--- START Material shown ---

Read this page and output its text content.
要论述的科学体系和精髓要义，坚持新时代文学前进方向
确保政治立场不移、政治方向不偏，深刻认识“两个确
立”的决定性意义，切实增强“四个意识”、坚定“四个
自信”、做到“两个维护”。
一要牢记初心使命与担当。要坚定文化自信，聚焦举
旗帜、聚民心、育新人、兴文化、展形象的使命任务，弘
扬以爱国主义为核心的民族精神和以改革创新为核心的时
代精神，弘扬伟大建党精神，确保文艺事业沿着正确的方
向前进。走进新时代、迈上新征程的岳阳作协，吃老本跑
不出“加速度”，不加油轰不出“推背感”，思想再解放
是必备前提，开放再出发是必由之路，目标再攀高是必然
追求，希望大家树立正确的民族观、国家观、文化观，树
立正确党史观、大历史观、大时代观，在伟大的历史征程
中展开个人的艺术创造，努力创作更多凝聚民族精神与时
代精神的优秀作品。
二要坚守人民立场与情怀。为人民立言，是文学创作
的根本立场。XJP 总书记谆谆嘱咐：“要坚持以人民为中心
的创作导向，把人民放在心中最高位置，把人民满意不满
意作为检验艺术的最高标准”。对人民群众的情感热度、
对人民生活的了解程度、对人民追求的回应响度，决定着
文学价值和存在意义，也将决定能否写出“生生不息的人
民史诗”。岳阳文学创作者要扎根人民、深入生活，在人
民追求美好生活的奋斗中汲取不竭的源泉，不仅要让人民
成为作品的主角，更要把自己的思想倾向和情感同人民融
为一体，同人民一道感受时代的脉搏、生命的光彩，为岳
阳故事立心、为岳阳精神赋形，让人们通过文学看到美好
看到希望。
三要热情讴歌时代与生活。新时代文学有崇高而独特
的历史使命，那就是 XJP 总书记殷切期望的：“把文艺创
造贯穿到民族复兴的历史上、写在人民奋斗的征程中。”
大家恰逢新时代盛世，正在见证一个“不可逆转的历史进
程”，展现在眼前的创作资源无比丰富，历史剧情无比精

--- END Material shown ---

--- What you should do ---
Give the complete listing a second time, exactly as it reads.

--- Output of the exercise ---
Read this page and output its text content.
要论述的科学体系和精髓要义，坚持新时代文学前进方向
确保政治立场不移、政治方向不偏，深刻认识“两个确
立”的决定性意义，切实增强“四个意识”、坚定“四个
自信”、做到“两个维护”。
一要牢记初心使命与担当。要坚定文化自信，聚焦举
旗帜、聚民心、育新人、兴文化、展形象的使命任务，弘
扬以爱国主义为核心的民族精神和以改革创新为核心的时
代精神，弘扬伟大建党精神，确保文艺事业沿着正确的方
向前进。走进新时代、迈上新征程的岳阳作协，吃老本跑
不出“加速度”，不加油轰不出“推背感”，思想再解放
是必备前提，开放再出发是必由之路，目标再攀高是必然
追求，希望大家树立正确的民族观、国家观、文化观，树
立正确党史观、大历史观、大时代观，在伟大的历史征程
中展开个人的艺术创造，努力创作更多凝聚民族精神与时
代精神的优秀作品。
二要坚守人民立场与情怀。为人民立言，是文学创作
的根本立场。XJP 总书记谆谆嘱咐：“要坚持以人民为中心
的创作导向，把人民放在心中最高位置，把人民满意不满
意作为检验艺术的最高标准”。对人民群众的情感热度、
对人民生活的了解程度、对人民追求的回应响度，决定着
文学价值和存在意义，也将决定能否写出“生生不息的人
民史诗”。岳阳文学创作者要扎根人民、深入生活，在人
民追求美好生活的奋斗中汲取不竭的源泉，不仅要让人民
成为作品的主角，更要把自己的思想倾向和情感同人民融
为一体，同人民一道感受时代的脉搏、生命的光彩，为岳
阳故事立心、为岳阳精神赋形，让人们通过文学看到美好
看到希望。
三要热情讴歌时代与生活。新时代文学有崇高而独特
的历史使命，那就是 XJP 总书记殷切期望的：“把文艺创
造贯穿到民族复兴的历史上、写在人民奋斗的征程中。”
大家恰逢新时代盛世，正在见证一个“不可逆转的历史进
程”，展现在眼前的创作资源无比丰富，历史剧情无比精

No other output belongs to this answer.